Extracts from a graphics dataset:
----
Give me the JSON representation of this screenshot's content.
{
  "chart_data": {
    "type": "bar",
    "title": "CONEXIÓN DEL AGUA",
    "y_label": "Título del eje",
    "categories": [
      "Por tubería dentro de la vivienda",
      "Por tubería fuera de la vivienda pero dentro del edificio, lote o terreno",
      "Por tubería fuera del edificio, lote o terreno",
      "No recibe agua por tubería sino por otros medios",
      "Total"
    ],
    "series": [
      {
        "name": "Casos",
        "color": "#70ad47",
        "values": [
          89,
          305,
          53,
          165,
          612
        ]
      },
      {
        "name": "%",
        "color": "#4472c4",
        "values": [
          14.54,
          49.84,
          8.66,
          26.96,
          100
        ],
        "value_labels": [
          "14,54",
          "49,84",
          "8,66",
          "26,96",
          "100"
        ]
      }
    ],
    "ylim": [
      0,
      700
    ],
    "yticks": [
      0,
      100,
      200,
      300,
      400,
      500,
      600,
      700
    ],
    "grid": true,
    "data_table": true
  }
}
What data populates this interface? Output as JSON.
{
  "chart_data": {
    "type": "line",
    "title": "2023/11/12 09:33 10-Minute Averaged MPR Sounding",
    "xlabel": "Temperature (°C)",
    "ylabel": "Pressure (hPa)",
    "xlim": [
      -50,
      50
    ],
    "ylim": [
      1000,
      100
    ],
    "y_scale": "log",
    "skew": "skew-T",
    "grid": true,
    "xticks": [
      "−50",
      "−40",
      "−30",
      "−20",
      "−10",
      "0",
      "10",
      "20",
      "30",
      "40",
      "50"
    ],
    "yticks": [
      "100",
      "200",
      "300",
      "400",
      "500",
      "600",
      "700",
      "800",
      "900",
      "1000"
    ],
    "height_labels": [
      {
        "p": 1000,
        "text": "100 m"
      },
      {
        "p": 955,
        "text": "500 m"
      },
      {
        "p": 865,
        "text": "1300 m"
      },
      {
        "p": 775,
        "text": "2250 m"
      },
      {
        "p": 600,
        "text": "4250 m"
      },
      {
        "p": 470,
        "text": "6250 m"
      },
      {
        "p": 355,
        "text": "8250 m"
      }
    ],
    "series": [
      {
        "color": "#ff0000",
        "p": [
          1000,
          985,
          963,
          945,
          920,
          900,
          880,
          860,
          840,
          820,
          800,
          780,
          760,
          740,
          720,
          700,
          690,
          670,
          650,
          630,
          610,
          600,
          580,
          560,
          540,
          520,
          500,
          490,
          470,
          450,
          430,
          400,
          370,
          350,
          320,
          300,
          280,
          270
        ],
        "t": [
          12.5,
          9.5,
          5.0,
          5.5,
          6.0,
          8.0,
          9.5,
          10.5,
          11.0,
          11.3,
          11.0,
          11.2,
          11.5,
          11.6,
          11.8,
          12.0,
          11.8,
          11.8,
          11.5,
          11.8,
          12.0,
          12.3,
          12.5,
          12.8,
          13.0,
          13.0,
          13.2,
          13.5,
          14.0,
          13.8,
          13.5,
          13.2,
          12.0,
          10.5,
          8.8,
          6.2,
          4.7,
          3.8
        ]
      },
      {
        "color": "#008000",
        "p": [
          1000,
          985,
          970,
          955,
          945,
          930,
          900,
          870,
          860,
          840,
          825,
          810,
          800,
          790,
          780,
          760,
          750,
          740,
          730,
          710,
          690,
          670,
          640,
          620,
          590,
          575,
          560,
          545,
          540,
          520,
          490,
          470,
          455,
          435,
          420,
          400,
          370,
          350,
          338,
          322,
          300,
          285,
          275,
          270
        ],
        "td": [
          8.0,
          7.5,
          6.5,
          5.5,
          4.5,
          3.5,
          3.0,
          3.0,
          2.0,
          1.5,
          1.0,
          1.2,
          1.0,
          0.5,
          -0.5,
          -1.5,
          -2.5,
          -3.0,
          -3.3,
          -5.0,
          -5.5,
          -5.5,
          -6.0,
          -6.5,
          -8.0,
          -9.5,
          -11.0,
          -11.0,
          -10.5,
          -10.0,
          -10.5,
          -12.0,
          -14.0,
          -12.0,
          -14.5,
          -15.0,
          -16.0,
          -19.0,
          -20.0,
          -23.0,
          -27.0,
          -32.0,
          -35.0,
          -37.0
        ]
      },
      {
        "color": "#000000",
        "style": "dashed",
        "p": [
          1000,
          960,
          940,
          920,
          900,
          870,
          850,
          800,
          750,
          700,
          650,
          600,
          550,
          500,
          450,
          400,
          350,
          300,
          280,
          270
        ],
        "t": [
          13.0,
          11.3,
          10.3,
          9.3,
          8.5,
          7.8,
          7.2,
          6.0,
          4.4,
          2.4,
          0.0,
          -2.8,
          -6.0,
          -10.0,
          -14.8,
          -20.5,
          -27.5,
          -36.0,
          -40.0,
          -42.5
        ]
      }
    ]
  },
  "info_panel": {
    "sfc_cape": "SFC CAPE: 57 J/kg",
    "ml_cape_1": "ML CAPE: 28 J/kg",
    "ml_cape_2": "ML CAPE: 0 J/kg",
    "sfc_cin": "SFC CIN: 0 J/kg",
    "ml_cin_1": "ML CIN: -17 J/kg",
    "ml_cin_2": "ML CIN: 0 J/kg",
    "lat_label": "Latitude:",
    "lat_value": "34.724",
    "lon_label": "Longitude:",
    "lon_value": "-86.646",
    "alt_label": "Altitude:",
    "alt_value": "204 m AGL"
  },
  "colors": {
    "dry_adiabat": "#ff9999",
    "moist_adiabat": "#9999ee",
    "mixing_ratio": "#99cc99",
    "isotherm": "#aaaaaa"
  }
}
----
### GOAL OF THE EXERCISE
Determine the number of lines in the entries above where the string "terreno" appears. Answer with the number alone.

### OUTPUT
2